> **任务要求**:
1: 能把Scribe参数笔记从"三.store大概配置"起至"3)target_write_size:(byte)"止（含首尾）重写一遍，并将其中的"前缀分类"换成"前缀类别"吗？
2: 能接着Scribe参数笔记最后一句往下续写吗？

开源日志收集系统Scribe学习笔记(一) 参数说明

shuaiwei588 · 发表于 2017-5-23 14:32:20

　　 本博客属原创,转载请注明出处:http://guoyunsky.iteye.com/blog/1654505
　　开始要使用开源日志收集系统scribe去收集日志,花了一点时间整理了下它的各种参数.由于只是学习阶段,难免理解/翻译有误,以后再使用过程中再慢慢整理修改总结吧.
　　
　　 一.scribe配置参数的两种方式:
　　1) 通过命令行,-c commandname
　　2) 通过指定配置文件
　　
　　二.全局参数
　　1)port: (number)
　　scribe监听的端口
　　默认为0
　　可以通过命令行-p指定
　　2)max_msg_per_second: (number)
　　每秒最大日志并发数
　　默认为0,0则表示没有限制
　　在scribeHandler::throttleDeny中使用
　　3)max_queue_site:(byte)
　　队列最大可以为多少
　　默认为5,000,000 bytes
　　在scribeHandler::Log中使用
　　4)check_interval:(second)
　　检查存储的频率
　　默认为5
　　5)new_thread_per_category:(yes/no)
　　是否为每个一个分类创建一个线程,为false的话,只创建一个线程为每个存储服务
　　默认为yes
　　6)num_thrift_server_threads:(number)
　　接收消息的线程数
　　默认为3
　　
　　三.store大概配置
　　1.三种store方式:
　　1)default store:默认分类,处理其他store无法处理的分类.每个消息都应该指定一个store cateogry
　　2)prefix store: 前缀分类
　　3)multiple categories:多个分类
　　2.store配置参数说明:(string)
　　1)cateogry:
　　哪些消息由这个category的store处理
　　2)type:
　　store类型,有file,buffer,network,bucket,thriftfile,null,multi
　　3)target_write_size:(byte)

> **所示数据**:
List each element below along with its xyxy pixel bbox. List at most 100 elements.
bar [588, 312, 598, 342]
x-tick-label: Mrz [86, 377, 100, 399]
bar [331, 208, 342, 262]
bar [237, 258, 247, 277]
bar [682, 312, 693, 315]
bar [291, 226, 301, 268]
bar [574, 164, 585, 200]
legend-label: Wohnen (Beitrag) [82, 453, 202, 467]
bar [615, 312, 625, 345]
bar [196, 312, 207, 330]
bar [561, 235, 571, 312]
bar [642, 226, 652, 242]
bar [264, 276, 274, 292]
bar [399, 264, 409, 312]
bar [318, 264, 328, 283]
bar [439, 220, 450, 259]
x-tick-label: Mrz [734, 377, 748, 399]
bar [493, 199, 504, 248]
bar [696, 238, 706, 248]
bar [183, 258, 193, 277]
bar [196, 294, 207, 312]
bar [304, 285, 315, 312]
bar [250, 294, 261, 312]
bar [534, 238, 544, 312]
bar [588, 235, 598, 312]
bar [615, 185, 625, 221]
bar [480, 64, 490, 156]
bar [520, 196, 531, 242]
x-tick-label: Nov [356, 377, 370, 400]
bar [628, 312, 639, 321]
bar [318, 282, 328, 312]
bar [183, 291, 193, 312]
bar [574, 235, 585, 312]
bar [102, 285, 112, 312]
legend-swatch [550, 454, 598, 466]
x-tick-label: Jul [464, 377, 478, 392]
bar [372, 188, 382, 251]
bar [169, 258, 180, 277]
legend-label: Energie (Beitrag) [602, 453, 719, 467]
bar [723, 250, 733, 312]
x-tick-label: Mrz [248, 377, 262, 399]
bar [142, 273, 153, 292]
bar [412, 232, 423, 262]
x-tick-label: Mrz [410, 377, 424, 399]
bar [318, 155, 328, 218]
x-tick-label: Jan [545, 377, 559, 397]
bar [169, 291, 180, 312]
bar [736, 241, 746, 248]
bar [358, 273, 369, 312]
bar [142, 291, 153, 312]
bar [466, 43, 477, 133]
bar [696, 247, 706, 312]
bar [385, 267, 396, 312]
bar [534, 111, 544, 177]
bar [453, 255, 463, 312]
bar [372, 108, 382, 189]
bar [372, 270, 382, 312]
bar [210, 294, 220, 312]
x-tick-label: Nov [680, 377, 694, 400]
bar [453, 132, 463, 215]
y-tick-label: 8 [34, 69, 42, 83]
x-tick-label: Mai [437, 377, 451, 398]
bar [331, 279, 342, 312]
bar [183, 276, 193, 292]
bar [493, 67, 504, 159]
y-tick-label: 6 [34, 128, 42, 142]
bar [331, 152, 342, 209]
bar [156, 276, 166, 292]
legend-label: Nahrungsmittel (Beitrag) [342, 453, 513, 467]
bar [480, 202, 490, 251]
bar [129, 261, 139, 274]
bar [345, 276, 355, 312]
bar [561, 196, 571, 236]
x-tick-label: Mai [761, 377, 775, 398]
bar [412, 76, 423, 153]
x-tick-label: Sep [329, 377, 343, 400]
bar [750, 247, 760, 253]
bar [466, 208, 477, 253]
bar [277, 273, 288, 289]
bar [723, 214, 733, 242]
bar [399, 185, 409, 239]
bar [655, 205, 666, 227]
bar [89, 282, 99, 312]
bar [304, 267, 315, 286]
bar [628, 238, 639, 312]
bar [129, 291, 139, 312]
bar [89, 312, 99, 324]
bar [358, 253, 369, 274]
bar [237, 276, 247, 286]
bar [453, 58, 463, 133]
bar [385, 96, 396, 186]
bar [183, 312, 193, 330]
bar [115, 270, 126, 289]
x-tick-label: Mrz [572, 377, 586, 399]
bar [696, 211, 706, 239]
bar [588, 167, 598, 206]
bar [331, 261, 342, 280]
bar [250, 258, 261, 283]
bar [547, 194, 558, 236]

> **参考答案**:
1:
三.store大概配置
　　1.三种store方式:
　　1)default store:默认分类,处理其他store无法处理的分类.每个消息都应该指定一个store cateogry
　　2)prefix store: 前缀类别
　　3)multiple categories:多个分类
　　2.store配置参数说明:(string)
　　1)cateogry:
　　哪些消息由这个category的store处理
　　2)type:
　　store类型,有file,buffer,network,bucket,thriftfile,null,multi
　　3)target_write_size:(byte)

2:
　　对应category的消息在处理之前,消息队列最大可以为多大
　　默认为16,384
　　4)max_batch_size:(byte)
　　内存存储队列一次性可以处理的消息数量,超过这个大小将调用thrift
　　5)max_write_interval:(second)
　　对应category的消息队列在处理消息这些消息之前可以维护多长时间
　　默认为1秒
　　6)must_succeed:(yes/no)
　　消息是否必须要成功处理,如果一个消息存储失败再重试,如果设置为no,则如果一个消息存储失败,则该条消息会被抛弃.强烈建议使用buffer store去指定一个secondary store去处理失败的消息
　　默认为yes
　　3.例子:
　　<store>
　　category=statistics
　　type=file
　　target_write_size=20480
　　max_write_interval=2
　　</store>
　　
　　四.file-store配置
　　1.概述
　　store消息到文件
　　2.参数说明
　　1)file_path:(string)
　　文件路径
　　默认为default
　　2)base_file_name:(string)
　　文件名字
　　默认为category名字
　　3)use_hostname_sub_directory:(yes/no)
　　是否使用服务器的hostname作为子目录
　　默认为no
　　4)sub_directory:(string)
　　子目录名
　　5)rotate_period:(hourly,daily,never,number[suffix])
　　多长时间创建一个文件
　　i.hourly:多少小时;
　　ii.daily:多少天;
　　iii.never:从不;
　　iv.number[suffix]:其中suffix可以为s,m,h,d,w,对应秒,分钟,小时,天,星期,默认为s
　　默认为never
　　6)rotate_hour:(0-23)
　　如果rotate_period=daily,每隔1天多少小时创建一个文件
　　默认为1
　　7)rotate_minute:(0-59)
　　如果rotate_period=daily或hourly,每隔一天多少分钟或者1小时多少分钟创建一个文件
　　默认为15
　　8)max_site:(bytes)
　　文件大约到多大时写入到一个新的文件
　　默认为1,000,000,000
　　9)write_meta:(yes/no)
　　是否写入元数据,如果是yes,则一个文件的最后一行为write_meta加下一个文件名
　　10)fs_type:(std/hdfs)
　　文件系统类型,有std和hdfs
　　默认为std
　　11)chunk_size:(number)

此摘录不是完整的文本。